DIRECTIVE:
Below is a block of records. Copy every line in it that contains the word "Soler".

DATA SUPPLIED:
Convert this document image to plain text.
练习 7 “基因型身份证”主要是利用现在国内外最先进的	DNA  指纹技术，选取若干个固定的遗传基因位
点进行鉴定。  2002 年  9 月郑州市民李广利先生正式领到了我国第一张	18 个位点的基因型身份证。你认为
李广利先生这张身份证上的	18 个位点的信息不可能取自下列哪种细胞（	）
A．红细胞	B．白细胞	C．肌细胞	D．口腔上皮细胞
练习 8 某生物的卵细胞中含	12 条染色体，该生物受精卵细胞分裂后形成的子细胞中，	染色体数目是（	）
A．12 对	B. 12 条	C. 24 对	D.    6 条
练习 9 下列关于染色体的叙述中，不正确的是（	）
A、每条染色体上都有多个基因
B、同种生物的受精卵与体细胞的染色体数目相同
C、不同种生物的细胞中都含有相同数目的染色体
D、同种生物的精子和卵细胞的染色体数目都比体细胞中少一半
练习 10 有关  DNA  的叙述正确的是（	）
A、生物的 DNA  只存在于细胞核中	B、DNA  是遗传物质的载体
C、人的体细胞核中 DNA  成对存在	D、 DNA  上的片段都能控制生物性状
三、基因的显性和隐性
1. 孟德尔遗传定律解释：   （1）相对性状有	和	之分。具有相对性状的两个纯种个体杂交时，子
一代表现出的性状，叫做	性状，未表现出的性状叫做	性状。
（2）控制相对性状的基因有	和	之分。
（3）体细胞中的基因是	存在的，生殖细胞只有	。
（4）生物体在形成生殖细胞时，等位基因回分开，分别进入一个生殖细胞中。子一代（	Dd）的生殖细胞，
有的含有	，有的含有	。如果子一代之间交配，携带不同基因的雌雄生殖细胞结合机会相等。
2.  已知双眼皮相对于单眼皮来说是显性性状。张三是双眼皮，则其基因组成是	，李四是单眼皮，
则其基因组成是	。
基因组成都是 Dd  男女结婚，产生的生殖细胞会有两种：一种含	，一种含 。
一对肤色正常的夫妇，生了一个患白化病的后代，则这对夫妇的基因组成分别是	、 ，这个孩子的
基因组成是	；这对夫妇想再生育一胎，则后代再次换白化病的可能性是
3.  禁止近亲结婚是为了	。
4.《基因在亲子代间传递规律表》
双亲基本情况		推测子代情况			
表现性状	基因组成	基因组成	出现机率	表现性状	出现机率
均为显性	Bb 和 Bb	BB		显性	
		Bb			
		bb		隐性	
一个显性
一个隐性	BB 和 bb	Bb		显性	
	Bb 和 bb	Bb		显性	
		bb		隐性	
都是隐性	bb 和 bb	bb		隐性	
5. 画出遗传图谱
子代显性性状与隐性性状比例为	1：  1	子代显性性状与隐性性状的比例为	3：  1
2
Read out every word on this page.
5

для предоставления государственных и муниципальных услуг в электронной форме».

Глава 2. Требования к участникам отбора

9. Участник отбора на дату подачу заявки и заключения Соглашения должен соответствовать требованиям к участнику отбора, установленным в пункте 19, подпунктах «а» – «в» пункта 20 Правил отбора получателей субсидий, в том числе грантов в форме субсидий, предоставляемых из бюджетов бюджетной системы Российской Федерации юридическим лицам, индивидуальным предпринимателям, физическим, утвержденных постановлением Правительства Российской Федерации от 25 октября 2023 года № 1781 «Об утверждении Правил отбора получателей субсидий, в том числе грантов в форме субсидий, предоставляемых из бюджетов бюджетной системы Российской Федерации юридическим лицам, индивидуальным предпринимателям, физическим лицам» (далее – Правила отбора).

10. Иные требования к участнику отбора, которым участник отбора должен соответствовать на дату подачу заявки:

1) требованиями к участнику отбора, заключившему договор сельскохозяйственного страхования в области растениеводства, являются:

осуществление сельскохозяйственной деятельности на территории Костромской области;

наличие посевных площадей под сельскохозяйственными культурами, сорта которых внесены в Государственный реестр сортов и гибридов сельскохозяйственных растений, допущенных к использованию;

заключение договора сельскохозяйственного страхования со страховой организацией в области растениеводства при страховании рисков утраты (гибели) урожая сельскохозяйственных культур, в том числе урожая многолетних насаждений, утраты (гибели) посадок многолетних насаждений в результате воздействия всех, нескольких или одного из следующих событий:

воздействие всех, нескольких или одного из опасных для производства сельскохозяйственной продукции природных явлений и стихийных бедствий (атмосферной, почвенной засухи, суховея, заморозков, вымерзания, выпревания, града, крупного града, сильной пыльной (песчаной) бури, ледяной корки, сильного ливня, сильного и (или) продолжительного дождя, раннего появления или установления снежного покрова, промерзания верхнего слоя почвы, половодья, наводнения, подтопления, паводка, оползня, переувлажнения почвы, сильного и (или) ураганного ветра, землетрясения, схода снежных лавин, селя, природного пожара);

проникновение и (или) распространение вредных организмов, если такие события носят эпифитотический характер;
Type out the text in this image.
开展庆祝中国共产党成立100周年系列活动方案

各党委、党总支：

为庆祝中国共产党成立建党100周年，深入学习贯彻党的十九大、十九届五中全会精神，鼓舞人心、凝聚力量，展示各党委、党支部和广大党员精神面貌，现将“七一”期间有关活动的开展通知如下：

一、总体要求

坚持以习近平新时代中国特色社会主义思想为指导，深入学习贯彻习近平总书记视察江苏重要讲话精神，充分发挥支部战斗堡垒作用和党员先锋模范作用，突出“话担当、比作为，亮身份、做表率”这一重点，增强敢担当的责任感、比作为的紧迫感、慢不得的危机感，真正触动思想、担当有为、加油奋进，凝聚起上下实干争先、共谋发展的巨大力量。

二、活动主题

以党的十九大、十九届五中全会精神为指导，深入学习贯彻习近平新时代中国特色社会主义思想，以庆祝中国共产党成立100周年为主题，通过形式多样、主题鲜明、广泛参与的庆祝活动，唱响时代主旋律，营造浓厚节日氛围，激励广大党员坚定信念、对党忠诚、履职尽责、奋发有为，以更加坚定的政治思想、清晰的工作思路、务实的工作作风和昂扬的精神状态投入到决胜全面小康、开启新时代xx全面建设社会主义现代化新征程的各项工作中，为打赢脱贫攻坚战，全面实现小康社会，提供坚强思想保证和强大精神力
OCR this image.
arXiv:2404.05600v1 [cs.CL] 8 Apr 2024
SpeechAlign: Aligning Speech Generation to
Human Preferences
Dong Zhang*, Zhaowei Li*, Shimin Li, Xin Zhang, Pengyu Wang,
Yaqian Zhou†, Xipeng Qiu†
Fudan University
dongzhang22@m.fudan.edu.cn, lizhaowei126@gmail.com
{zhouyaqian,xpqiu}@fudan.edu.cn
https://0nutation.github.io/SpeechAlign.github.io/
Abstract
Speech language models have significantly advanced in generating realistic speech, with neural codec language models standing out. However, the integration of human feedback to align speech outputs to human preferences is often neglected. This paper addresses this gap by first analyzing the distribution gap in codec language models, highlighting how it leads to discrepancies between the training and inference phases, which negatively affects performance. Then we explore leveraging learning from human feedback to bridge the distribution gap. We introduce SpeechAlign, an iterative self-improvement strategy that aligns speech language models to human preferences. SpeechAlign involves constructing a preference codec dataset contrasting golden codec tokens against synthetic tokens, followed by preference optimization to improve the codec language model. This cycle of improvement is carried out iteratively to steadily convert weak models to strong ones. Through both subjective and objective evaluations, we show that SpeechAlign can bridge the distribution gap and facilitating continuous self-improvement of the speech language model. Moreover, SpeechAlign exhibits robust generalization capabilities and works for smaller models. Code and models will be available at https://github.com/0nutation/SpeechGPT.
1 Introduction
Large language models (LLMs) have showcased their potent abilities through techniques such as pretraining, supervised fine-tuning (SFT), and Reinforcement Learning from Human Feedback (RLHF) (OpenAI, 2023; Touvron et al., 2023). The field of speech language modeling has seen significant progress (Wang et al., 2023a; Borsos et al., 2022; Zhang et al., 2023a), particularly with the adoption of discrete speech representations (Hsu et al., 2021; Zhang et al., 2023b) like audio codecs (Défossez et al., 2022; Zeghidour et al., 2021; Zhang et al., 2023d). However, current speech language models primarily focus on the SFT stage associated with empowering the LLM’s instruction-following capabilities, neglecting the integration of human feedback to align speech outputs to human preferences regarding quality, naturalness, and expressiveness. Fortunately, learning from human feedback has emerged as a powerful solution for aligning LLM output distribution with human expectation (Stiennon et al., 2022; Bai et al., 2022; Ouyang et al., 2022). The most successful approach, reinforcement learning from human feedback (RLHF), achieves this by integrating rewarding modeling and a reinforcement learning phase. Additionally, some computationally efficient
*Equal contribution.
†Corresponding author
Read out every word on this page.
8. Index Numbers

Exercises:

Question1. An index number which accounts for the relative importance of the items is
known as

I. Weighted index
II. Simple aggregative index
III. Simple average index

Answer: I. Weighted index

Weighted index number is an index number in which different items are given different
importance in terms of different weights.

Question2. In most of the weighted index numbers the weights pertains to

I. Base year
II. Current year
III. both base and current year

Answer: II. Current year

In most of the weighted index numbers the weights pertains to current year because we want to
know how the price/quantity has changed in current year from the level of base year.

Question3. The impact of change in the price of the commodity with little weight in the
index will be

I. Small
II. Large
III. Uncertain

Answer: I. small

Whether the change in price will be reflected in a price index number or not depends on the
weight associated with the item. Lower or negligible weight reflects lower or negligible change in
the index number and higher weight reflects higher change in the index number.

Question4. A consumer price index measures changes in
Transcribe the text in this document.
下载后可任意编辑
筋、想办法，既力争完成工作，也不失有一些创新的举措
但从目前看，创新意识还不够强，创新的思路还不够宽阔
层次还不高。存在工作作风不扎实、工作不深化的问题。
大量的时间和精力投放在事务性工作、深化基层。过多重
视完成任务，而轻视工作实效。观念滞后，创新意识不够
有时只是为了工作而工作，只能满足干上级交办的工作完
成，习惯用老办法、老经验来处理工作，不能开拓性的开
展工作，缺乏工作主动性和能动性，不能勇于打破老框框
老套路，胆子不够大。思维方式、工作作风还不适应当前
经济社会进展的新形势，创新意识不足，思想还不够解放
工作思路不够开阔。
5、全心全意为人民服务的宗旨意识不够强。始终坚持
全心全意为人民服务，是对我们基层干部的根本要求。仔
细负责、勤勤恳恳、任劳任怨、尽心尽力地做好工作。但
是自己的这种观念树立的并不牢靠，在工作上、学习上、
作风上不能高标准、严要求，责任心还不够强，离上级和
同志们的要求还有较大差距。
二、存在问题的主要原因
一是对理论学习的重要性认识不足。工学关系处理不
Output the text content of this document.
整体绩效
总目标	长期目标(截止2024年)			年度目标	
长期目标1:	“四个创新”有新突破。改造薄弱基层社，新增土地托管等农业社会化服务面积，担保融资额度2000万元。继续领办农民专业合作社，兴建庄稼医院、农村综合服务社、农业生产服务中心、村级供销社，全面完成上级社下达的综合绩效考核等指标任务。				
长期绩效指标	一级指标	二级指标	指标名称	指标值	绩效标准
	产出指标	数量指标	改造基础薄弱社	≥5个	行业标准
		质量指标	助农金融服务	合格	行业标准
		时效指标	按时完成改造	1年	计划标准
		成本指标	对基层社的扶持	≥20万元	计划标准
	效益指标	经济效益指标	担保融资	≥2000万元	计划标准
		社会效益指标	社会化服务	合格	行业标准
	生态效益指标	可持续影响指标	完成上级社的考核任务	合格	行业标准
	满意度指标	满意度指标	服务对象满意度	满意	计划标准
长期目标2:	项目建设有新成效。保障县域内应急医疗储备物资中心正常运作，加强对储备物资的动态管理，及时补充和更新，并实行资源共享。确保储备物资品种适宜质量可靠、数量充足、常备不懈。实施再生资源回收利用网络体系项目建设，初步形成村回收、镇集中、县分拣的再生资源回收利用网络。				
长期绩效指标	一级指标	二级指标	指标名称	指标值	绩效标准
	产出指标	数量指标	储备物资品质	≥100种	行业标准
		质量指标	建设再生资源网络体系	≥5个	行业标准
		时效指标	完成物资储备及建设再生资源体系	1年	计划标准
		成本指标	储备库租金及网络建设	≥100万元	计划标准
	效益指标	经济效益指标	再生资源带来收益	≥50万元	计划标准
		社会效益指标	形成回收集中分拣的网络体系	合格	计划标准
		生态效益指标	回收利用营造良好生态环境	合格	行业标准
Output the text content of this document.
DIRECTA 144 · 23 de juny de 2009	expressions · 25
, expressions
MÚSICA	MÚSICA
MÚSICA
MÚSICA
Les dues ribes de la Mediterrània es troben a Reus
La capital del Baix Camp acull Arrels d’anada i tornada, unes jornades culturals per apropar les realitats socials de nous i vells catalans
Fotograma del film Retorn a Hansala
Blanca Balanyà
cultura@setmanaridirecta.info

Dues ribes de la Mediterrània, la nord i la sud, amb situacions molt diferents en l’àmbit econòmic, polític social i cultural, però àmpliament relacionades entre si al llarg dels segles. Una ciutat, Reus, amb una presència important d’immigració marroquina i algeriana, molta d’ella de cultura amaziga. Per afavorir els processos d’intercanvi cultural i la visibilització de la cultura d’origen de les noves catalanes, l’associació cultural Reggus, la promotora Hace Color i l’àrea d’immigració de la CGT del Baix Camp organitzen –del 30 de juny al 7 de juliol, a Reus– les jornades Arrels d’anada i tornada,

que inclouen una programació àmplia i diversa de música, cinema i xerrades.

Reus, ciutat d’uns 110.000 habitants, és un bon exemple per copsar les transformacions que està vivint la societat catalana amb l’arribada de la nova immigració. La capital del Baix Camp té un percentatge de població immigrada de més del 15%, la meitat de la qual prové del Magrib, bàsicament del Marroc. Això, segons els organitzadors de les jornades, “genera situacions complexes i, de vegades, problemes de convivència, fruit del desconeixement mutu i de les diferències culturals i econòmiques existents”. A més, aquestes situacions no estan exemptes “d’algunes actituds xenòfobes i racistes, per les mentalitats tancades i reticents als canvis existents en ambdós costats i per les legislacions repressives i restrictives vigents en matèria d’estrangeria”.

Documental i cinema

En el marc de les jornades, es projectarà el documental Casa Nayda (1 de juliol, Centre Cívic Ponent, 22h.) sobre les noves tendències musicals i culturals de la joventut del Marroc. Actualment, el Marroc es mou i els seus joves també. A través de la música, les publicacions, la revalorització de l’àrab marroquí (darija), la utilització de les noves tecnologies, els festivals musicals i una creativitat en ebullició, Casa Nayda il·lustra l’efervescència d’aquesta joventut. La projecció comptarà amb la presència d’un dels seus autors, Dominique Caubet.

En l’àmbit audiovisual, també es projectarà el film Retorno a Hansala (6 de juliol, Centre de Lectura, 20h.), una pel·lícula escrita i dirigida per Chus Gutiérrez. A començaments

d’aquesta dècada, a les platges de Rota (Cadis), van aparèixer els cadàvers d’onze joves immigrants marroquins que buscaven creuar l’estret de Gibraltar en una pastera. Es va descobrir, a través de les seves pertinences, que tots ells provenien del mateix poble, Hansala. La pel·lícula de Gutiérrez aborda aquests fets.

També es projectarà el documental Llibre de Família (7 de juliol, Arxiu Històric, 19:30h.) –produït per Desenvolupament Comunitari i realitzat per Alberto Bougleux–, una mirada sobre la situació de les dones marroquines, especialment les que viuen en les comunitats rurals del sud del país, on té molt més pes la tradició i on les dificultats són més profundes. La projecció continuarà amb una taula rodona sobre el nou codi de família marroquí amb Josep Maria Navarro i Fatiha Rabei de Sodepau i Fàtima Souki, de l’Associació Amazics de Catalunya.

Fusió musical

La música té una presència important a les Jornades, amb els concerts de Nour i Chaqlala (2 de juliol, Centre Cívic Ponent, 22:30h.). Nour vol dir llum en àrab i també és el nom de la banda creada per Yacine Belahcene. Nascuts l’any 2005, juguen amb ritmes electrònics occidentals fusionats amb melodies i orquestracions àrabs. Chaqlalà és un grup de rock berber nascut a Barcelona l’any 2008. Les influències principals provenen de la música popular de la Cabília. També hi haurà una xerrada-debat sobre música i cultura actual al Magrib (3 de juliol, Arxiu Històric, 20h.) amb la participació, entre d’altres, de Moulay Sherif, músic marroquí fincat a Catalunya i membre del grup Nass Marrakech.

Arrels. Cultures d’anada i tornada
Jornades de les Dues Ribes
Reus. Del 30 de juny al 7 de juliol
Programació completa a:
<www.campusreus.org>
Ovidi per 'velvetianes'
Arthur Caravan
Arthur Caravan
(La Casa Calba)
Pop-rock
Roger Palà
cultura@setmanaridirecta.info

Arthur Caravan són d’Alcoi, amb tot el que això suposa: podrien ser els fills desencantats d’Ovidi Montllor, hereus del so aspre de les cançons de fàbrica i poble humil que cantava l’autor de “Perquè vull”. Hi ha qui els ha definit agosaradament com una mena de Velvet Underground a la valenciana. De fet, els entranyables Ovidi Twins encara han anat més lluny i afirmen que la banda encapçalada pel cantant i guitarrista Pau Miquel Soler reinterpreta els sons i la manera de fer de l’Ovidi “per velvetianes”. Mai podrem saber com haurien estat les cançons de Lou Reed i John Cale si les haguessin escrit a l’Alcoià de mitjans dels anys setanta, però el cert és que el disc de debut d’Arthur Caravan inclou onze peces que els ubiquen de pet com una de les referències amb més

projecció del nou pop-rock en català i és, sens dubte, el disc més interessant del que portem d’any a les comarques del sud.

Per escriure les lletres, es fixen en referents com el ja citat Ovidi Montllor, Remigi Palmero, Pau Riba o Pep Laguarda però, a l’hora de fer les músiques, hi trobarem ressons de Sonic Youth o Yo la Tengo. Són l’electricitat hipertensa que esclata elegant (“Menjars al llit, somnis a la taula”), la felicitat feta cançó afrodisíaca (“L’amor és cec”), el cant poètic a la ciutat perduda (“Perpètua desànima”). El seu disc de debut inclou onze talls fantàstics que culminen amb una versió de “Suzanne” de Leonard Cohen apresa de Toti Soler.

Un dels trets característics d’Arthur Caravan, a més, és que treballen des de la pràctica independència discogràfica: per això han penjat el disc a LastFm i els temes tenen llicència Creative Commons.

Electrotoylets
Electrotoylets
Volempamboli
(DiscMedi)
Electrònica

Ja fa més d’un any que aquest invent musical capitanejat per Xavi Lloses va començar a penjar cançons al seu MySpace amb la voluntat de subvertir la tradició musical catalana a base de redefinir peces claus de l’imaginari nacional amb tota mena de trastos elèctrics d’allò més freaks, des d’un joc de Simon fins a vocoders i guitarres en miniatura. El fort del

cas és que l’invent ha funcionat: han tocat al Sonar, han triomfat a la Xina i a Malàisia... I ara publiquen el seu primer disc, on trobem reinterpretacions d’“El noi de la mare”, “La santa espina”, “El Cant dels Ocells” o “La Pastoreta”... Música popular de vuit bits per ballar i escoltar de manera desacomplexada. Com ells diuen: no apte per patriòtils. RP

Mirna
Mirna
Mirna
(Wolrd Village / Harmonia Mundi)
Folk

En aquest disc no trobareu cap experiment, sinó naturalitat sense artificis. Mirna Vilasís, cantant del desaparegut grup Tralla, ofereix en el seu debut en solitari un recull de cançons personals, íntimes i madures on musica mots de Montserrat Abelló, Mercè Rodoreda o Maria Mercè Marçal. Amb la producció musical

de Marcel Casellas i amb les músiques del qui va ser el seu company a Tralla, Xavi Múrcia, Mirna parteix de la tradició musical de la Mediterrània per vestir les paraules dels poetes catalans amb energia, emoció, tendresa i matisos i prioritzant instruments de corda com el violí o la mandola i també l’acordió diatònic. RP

RESULT FOR THIS TASK:
Arthur Caravan són d’Alcoi, amb tot el que això suposa: podrien ser els fills desencantats d’Ovidi Montllor, hereus del so aspre de les cançons de fàbrica i poble humil que cantava l’autor de “Perquè vull”. Hi ha qui els ha definit agosaradament com una mena de Velvet Underground a la valenciana. De fet, els entranyables Ovidi Twins encara han anat més lluny i afirmen que la banda encapçalada pel cantant i guitarrista Pau Miquel Soler reinterpreta els sons i la manera de fer de l’Ovidi “per velvetianes”. Mai podrem saber com haurien estat les cançons de Lou Reed i John Cale si les haguessin escrit a l’Alcoià de mitjans dels anys setanta, però el cert és que el disc de debut d’Arthur Caravan inclou onze peces que els ubiquen de pet com una de les referències amb més
Per escriure les lletres, es fixen en referents com el ja citat Ovidi Montllor, Remigi Palmero, Pau Riba o Pep Laguarda però, a l’hora de fer les músiques, hi trobarem ressons de Sonic Youth o Yo la Tengo. Són l’electricitat hipertensa que esclata elegant (“Menjars al llit, somnis a la taula”), la felicitat feta cançó afrodisíaca (“L’amor és cec”), el cant poètic a la ciutat perduda (“Perpètua desànima”). El seu disc de debut inclou onze talls fantàstics que culminen amb una versió de “Suzanne” de Leonard Cohen apresa de Toti Soler.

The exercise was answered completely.